▸ The request
Restate the data word for word and leave the images out.

### Excerpted data

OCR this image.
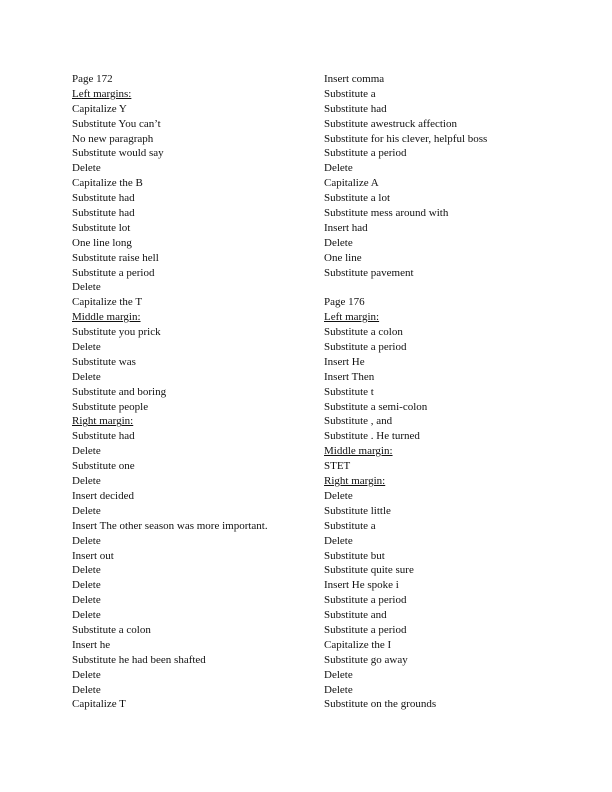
Page 172
Left margins:
Capitalize Y
Substitute You can’t
No new paragraph
Substitute would say
Delete
Capitalize the B
Substitute had
Substitute had
Substitute lot
One line long
Substitute raise hell
Substitute a period
Delete
Capitalize the T
Middle margin:
Substitute you prick
Delete
Substitute was
Delete
Substitute and boring
Substitute people
Right margin:
Substitute had
Delete
Substitute one
Delete
Insert decided
Delete
Insert The other season was more important.
Delete
Insert out
Delete
Delete
Delete
Delete
Substitute a colon
Insert he
Substitute he had been shafted
Delete
Delete
Capitalize T
Insert comma
Substitute a
Substitute had
Substitute awestruck affection
Substitute for his clever, helpful boss
Substitute a period
Delete
Capitalize A
Substitute a lot
Substitute mess around with
Insert had
Delete
One line
Substitute pavement
Page 176
Left margin:
Substitute a colon
Substitute a period
Insert He
Insert Then
Substitute t
Substitute a semi-colon
Substitute , and
Substitute . He turned
Middle margin:
STET
Right margin:
Delete
Substitute little
Substitute a
Delete
Substitute but
Substitute quite sure
Insert He spoke i
Substitute a period
Substitute and
Substitute a period
Capitalize the I
Substitute go away
Delete
Delete
Substitute on the grounds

######

▸ Exercise answer
OCR this image.
Page 172
Left margins:
Capitalize Y
Substitute You can’t
No new paragraph
Substitute would say
Delete
Capitalize the B
Substitute had
Substitute had
Substitute lot
One line long
Substitute raise hell
Substitute a period
Delete
Capitalize the T
Middle margin:
Substitute you prick
Delete
Substitute was
Delete
Substitute and boring
Substitute people
Right margin:
Substitute had
Delete
Substitute one
Delete
Insert decided
Delete
Insert The other season was more important.
Delete
Insert out
Delete
Delete
Delete
Delete
Substitute a colon
Insert he
Substitute he had been shafted
Delete
Delete
Capitalize T
Insert comma
Substitute a
Substitute had
Substitute awestruck affection
Substitute for his clever, helpful boss
Substitute a period
Delete
Capitalize A
Substitute a lot
Substitute mess around with
Insert had
Delete
One line
Substitute pavement
Page 176
Left margin:
Substitute a colon
Substitute a period
Insert He
Insert Then
Substitute t
Substitute a semi-colon
Substitute , and
Substitute . He turned
Middle margin:
STET
Right margin:
Delete
Substitute little
Substitute a
Delete
Substitute but
Substitute quite sure
Insert He spoke i
Substitute a period
Substitute and
Substitute a period
Capitalize the I
Substitute go away
Delete
Delete
Substitute on the grounds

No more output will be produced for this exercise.